## Task details
Every entry must be echoed exactly.

## Given data
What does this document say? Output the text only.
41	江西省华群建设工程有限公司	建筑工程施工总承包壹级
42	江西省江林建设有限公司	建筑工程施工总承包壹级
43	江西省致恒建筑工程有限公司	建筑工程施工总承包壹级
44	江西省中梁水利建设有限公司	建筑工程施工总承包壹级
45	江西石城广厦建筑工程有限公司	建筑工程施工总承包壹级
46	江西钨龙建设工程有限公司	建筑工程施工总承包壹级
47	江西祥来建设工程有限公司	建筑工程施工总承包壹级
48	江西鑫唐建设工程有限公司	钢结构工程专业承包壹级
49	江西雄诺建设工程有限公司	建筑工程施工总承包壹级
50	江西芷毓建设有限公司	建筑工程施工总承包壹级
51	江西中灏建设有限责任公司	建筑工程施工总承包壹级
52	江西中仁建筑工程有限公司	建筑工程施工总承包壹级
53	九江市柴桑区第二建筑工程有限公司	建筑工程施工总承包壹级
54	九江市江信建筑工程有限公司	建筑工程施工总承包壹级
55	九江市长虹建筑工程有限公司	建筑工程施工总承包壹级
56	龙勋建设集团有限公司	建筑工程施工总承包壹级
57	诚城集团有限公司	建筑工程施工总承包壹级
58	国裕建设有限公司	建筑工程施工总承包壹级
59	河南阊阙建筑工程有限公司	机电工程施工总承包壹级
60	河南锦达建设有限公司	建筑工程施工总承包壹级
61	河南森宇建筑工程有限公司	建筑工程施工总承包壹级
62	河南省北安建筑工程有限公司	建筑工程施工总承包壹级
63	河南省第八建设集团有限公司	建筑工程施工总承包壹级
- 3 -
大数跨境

## Answer to this task
What does this document say? Output the text only.
41	江西省华群建设工程有限公司	建筑工程施工总承包壹级
42	江西省江林建设有限公司	建筑工程施工总承包壹级
43	江西省致恒建筑工程有限公司	建筑工程施工总承包壹级
44	江西省中梁水利建设有限公司	建筑工程施工总承包壹级
45	江西石城广厦建筑工程有限公司	建筑工程施工总承包壹级
46	江西钨龙建设工程有限公司	建筑工程施工总承包壹级
47	江西祥来建设工程有限公司	建筑工程施工总承包壹级
48	江西鑫唐建设工程有限公司	钢结构工程专业承包壹级
49	江西雄诺建设工程有限公司	建筑工程施工总承包壹级
50	江西芷毓建设有限公司	建筑工程施工总承包壹级
51	江西中灏建设有限责任公司	建筑工程施工总承包壹级
52	江西中仁建筑工程有限公司	建筑工程施工总承包壹级
53	九江市柴桑区第二建筑工程有限公司	建筑工程施工总承包壹级
54	九江市江信建筑工程有限公司	建筑工程施工总承包壹级
55	九江市长虹建筑工程有限公司	建筑工程施工总承包壹级
56	龙勋建设集团有限公司	建筑工程施工总承包壹级
57	诚城集团有限公司	建筑工程施工总承包壹级
58	国裕建设有限公司	建筑工程施工总承包壹级
59	河南阊阙建筑工程有限公司	机电工程施工总承包壹级
60	河南锦达建设有限公司	建筑工程施工总承包壹级
61	河南森宇建筑工程有限公司	建筑工程施工总承包壹级
62	河南省北安建筑工程有限公司	建筑工程施工总承包壹级
63	河南省第八建设集团有限公司	建筑工程施工总承包壹级
- 3 -
大数跨境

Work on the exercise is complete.